**AIM OF THE EXERCISE:**
Copy out the listing that follows, exactly, without its pictures.

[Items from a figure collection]
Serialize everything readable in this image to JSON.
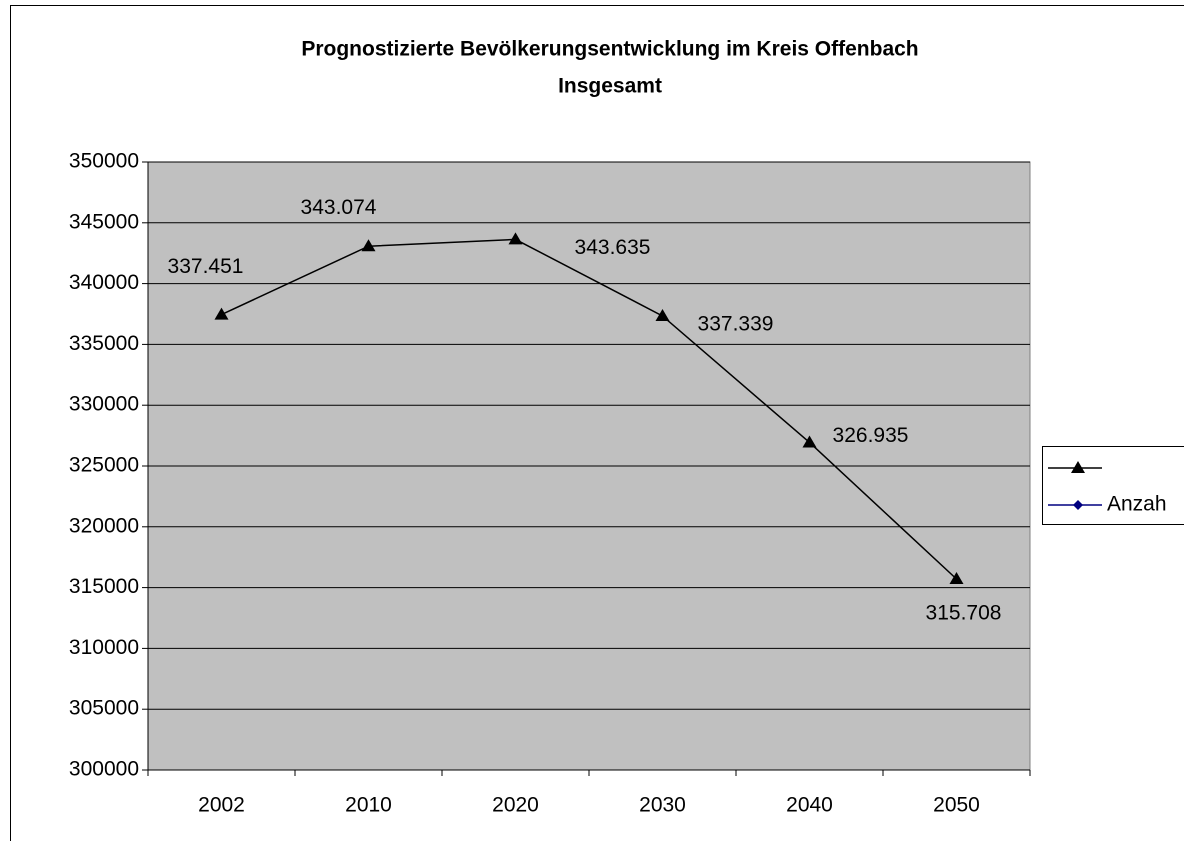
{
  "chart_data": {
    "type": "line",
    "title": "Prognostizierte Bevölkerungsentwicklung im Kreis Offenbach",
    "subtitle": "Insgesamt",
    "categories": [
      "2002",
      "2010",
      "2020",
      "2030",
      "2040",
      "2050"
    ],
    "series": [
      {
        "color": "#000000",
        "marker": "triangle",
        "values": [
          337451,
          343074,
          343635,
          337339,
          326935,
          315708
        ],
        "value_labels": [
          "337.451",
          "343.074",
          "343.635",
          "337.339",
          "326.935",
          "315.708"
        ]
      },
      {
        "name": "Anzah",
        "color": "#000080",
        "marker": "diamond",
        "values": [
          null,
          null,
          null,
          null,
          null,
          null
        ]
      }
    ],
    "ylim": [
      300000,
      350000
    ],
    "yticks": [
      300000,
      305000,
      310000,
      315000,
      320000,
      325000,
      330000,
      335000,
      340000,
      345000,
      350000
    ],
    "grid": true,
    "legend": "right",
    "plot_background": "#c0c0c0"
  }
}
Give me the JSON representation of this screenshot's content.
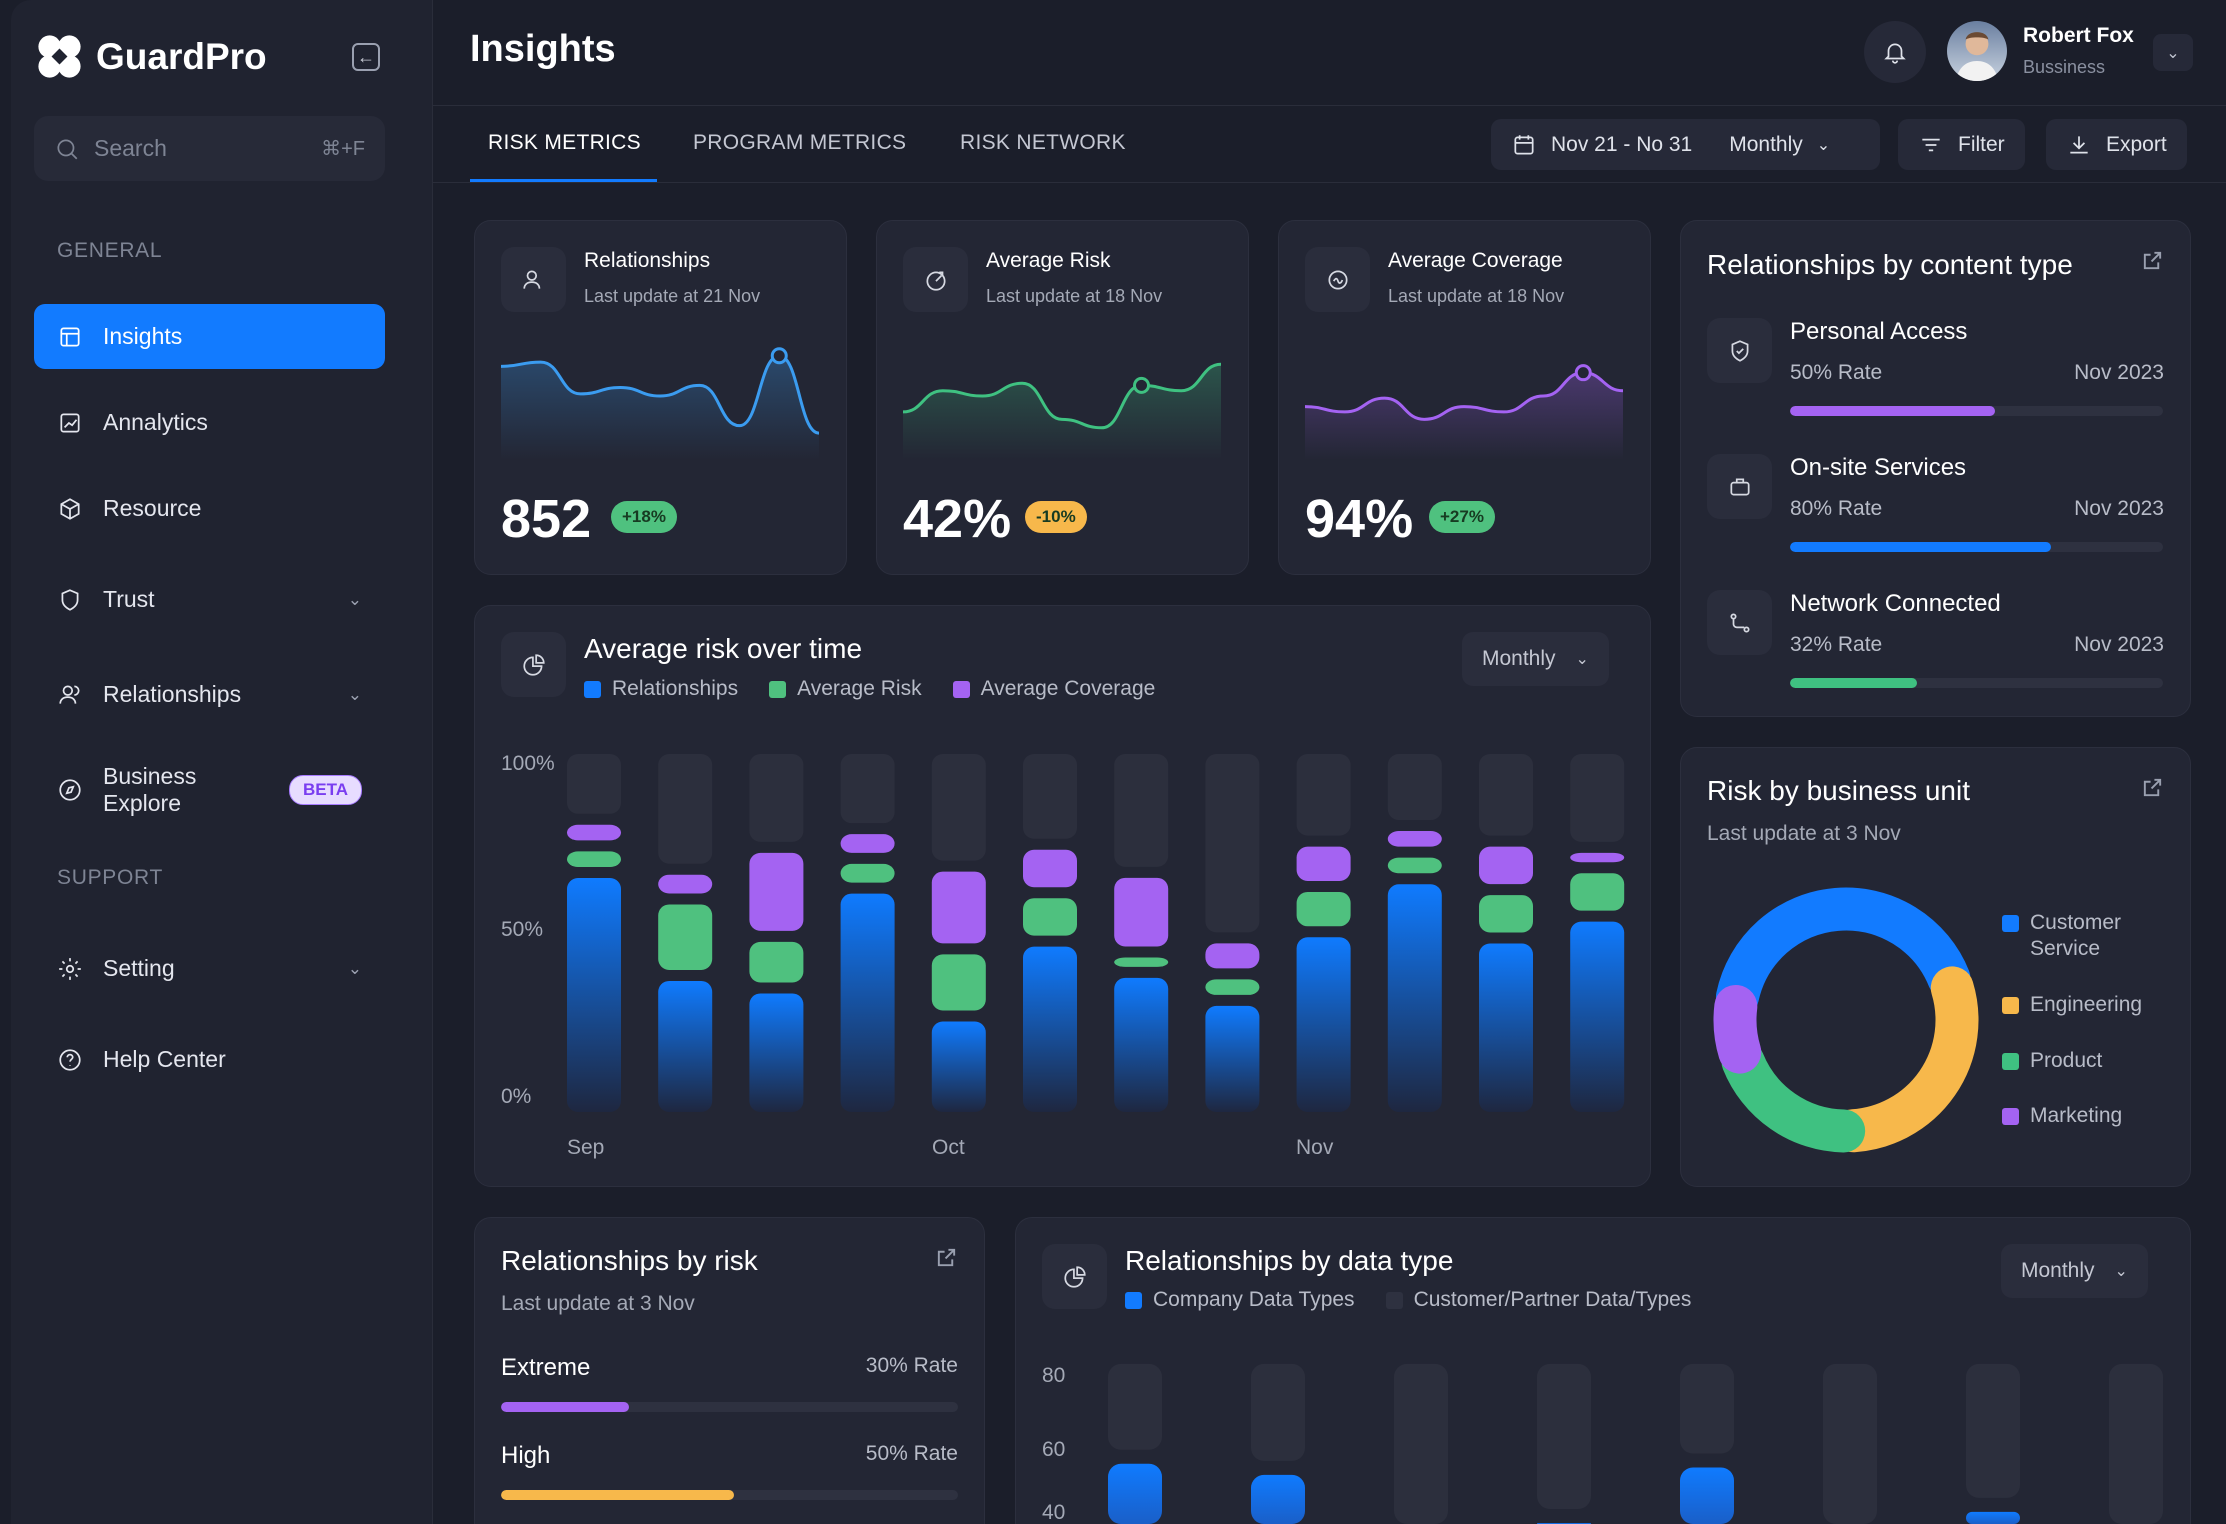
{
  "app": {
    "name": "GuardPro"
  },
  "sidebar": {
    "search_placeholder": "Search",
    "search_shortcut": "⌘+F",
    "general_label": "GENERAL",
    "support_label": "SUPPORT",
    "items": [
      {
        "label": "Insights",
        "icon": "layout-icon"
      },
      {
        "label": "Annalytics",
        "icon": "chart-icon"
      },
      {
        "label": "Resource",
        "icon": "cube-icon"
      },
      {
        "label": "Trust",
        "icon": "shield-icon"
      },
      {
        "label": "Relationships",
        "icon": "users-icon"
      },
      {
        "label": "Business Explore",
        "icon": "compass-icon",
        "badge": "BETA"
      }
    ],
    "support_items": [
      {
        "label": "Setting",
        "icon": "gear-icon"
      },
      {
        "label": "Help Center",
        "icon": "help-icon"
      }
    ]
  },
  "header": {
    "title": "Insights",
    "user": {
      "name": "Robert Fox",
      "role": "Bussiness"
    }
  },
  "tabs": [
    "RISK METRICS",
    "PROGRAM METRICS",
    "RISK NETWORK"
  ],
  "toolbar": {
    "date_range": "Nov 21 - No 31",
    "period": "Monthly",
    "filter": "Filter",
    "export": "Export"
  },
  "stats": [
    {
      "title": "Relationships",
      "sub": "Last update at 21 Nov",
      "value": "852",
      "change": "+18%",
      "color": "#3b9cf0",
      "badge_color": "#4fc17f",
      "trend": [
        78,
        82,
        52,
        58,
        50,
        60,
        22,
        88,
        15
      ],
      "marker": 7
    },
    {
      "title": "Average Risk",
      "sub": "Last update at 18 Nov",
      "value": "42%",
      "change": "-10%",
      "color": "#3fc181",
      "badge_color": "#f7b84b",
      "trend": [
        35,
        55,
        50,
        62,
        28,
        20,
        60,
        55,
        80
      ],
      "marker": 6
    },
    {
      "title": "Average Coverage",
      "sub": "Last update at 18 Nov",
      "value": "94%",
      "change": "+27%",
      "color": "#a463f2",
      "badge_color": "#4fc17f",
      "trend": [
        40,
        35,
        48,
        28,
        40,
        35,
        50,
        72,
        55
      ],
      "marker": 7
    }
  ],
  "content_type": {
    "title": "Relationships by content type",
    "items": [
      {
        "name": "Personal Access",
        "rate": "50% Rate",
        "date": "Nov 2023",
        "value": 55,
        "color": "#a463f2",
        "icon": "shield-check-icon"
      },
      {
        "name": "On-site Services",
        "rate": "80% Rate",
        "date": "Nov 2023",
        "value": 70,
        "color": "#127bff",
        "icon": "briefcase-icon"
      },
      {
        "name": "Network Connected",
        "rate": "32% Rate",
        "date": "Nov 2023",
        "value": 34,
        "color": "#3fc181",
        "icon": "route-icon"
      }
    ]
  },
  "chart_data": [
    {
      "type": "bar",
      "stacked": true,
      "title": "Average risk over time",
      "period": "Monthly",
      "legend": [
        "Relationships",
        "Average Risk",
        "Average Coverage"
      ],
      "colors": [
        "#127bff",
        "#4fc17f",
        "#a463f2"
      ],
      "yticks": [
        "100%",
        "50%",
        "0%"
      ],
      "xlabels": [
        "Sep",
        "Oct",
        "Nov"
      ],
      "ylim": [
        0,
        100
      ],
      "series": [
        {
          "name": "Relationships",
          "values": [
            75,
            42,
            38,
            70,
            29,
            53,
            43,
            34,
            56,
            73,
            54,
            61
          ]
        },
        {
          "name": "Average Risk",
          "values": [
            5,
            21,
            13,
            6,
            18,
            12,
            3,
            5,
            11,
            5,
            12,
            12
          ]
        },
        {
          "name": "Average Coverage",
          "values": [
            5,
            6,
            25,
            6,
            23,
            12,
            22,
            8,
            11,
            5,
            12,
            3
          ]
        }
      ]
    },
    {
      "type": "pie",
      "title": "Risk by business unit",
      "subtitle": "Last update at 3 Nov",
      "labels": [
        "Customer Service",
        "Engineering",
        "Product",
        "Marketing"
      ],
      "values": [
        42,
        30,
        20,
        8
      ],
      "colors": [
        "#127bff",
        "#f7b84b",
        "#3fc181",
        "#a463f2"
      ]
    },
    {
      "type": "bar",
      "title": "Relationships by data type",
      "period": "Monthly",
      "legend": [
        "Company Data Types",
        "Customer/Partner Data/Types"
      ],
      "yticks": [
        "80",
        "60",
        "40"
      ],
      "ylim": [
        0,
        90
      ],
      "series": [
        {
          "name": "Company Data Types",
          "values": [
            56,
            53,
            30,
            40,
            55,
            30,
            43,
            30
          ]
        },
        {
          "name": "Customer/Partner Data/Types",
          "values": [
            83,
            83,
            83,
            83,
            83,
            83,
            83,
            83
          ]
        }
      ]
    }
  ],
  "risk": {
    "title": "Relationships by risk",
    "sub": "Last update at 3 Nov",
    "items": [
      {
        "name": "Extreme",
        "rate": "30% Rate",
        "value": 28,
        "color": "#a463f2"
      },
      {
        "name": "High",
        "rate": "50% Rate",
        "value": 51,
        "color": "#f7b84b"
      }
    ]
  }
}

**EXERCISE RESPONSE:**
Serialize everything readable in this image to JSON.
{
  "chart_data": {
    "type": "line",
    "title": "Prognostizierte Bevölkerungsentwicklung im Kreis Offenbach",
    "subtitle": "Insgesamt",
    "categories": [
      "2002",
      "2010",
      "2020",
      "2030",
      "2040",
      "2050"
    ],
    "series": [
      {
        "color": "#000000",
        "marker": "triangle",
        "values": [
          337451,
          343074,
          343635,
          337339,
          326935,
          315708
        ],
        "value_labels": [
          "337.451",
          "343.074",
          "343.635",
          "337.339",
          "326.935",
          "315.708"
        ]
      },
      {
        "name": "Anzah",
        "color": "#000080",
        "marker": "diamond",
        "values": [
          null,
          null,
          null,
          null,
          null,
          null
        ]
      }
    ],
    "ylim": [
      300000,
      350000
    ],
    "yticks": [
      300000,
      305000,
      310000,
      315000,
      320000,
      325000,
      330000,
      335000,
      340000,
      345000,
      350000
    ],
    "grid": true,
    "legend": "right",
    "plot_background": "#c0c0c0"
  }
}
Give me the JSON representation of this screenshot's content.
{
  "app": {
    "name": "GuardPro"
  },
  "sidebar": {
    "search_placeholder": "Search",
    "search_shortcut": "⌘+F",
    "general_label": "GENERAL",
    "support_label": "SUPPORT",
    "items": [
      {
        "label": "Insights",
        "icon": "layout-icon"
      },
      {
        "label": "Annalytics",
        "icon": "chart-icon"
      },
      {
        "label": "Resource",
        "icon": "cube-icon"
      },
      {
        "label": "Trust",
        "icon": "shield-icon"
      },
      {
        "label": "Relationships",
        "icon": "users-icon"
      },
      {
        "label": "Business Explore",
        "icon": "compass-icon",
        "badge": "BETA"
      }
    ],
    "support_items": [
      {
        "label": "Setting",
        "icon": "gear-icon"
      },
      {
        "label": "Help Center",
        "icon": "help-icon"
      }
    ]
  },
  "header": {
    "title": "Insights",
    "user": {
      "name": "Robert Fox",
      "role": "Bussiness"
    }
  },
  "tabs": [
    "RISK METRICS",
    "PROGRAM METRICS",
    "RISK NETWORK"
  ],
  "toolbar": {
    "date_range": "Nov 21 - No 31",
    "period": "Monthly",
    "filter": "Filter",
    "export": "Export"
  },
  "stats": [
    {
      "title": "Relationships",
      "sub": "Last update at 21 Nov",
      "value": "852",
      "change": "+18%",
      "color": "#3b9cf0",
      "badge_color": "#4fc17f",
      "trend": [
        78,
        82,
        52,
        58,
        50,
        60,
        22,
        88,
        15
      ],
      "marker": 7
    },
    {
      "title": "Average Risk",
      "sub": "Last update at 18 Nov",
      "value": "42%",
      "change": "-10%",
      "color": "#3fc181",
      "badge_color": "#f7b84b",
      "trend": [
        35,
        55,
        50,
        62,
        28,
        20,
        60,
        55,
        80
      ],
      "marker": 6
    },
    {
      "title": "Average Coverage",
      "sub": "Last update at 18 Nov",
      "value": "94%",
      "change": "+27%",
      "color": "#a463f2",
      "badge_color": "#4fc17f",
      "trend": [
        40,
        35,
        48,
        28,
        40,
        35,
        50,
        72,
        55
      ],
      "marker": 7
    }
  ],
  "content_type": {
    "title": "Relationships by content type",
    "items": [
      {
        "name": "Personal Access",
        "rate": "50% Rate",
        "date": "Nov 2023",
        "value": 55,
        "color": "#a463f2",
        "icon": "shield-check-icon"
      },
      {
        "name": "On-site Services",
        "rate": "80% Rate",
        "date": "Nov 2023",
        "value": 70,
        "color": "#127bff",
        "icon": "briefcase-icon"
      },
      {
        "name": "Network Connected",
        "rate": "32% Rate",
        "date": "Nov 2023",
        "value": 34,
        "color": "#3fc181",
        "icon": "route-icon"
      }
    ]
  },
  "chart_data": [
    {
      "type": "bar",
      "stacked": true,
      "title": "Average risk over time",
      "period": "Monthly",
      "legend": [
        "Relationships",
        "Average Risk",
        "Average Coverage"
      ],
      "colors": [
        "#127bff",
        "#4fc17f",
        "#a463f2"
      ],
      "yticks": [
        "100%",
        "50%",
        "0%"
      ],
      "xlabels": [
        "Sep",
        "Oct",
        "Nov"
      ],
      "ylim": [
        0,
        100
      ],
      "series": [
        {
          "name": "Relationships",
          "values": [
            75,
            42,
            38,
            70,
            29,
            53,
            43,
            34,
            56,
            73,
            54,
            61
          ]
        },
        {
          "name": "Average Risk",
          "values": [
            5,
            21,
            13,
            6,
            18,
            12,
            3,
            5,
            11,
            5,
            12,
            12
          ]
        },
        {
          "name": "Average Coverage",
          "values": [
            5,
            6,
            25,
            6,
            23,
            12,
            22,
            8,
            11,
            5,
            12,
            3
          ]
        }
      ]
    },
    {
      "type": "pie",
      "title": "Risk by business unit",
      "subtitle": "Last update at 3 Nov",
      "labels": [
        "Customer Service",
        "Engineering",
        "Product",
        "Marketing"
      ],
      "values": [
        42,
        30,
        20,
        8
      ],
      "colors": [
        "#127bff",
        "#f7b84b",
        "#3fc181",
        "#a463f2"
      ]
    },
    {
      "type": "bar",
      "title": "Relationships by data type",
      "period": "Monthly",
      "legend": [
        "Company Data Types",
        "Customer/Partner Data/Types"
      ],
      "yticks": [
        "80",
        "60",
        "40"
      ],
      "ylim": [
        0,
        90
      ],
      "series": [
        {
          "name": "Company Data Types",
          "values": [
            56,
            53,
            30,
            40,
            55,
            30,
            43,
            30
          ]
        },
        {
          "name": "Customer/Partner Data/Types",
          "values": [
            83,
            83,
            83,
            83,
            83,
            83,
            83,
            83
          ]
        }
      ]
    }
  ],
  "risk": {
    "title": "Relationships by risk",
    "sub": "Last update at 3 Nov",
    "items": [
      {
        "name": "Extreme",
        "rate": "30% Rate",
        "value": 28,
        "color": "#a463f2"
      },
      {
        "name": "High",
        "rate": "50% Rate",
        "value": 51,
        "color": "#f7b84b"
      }
    ]
  }
}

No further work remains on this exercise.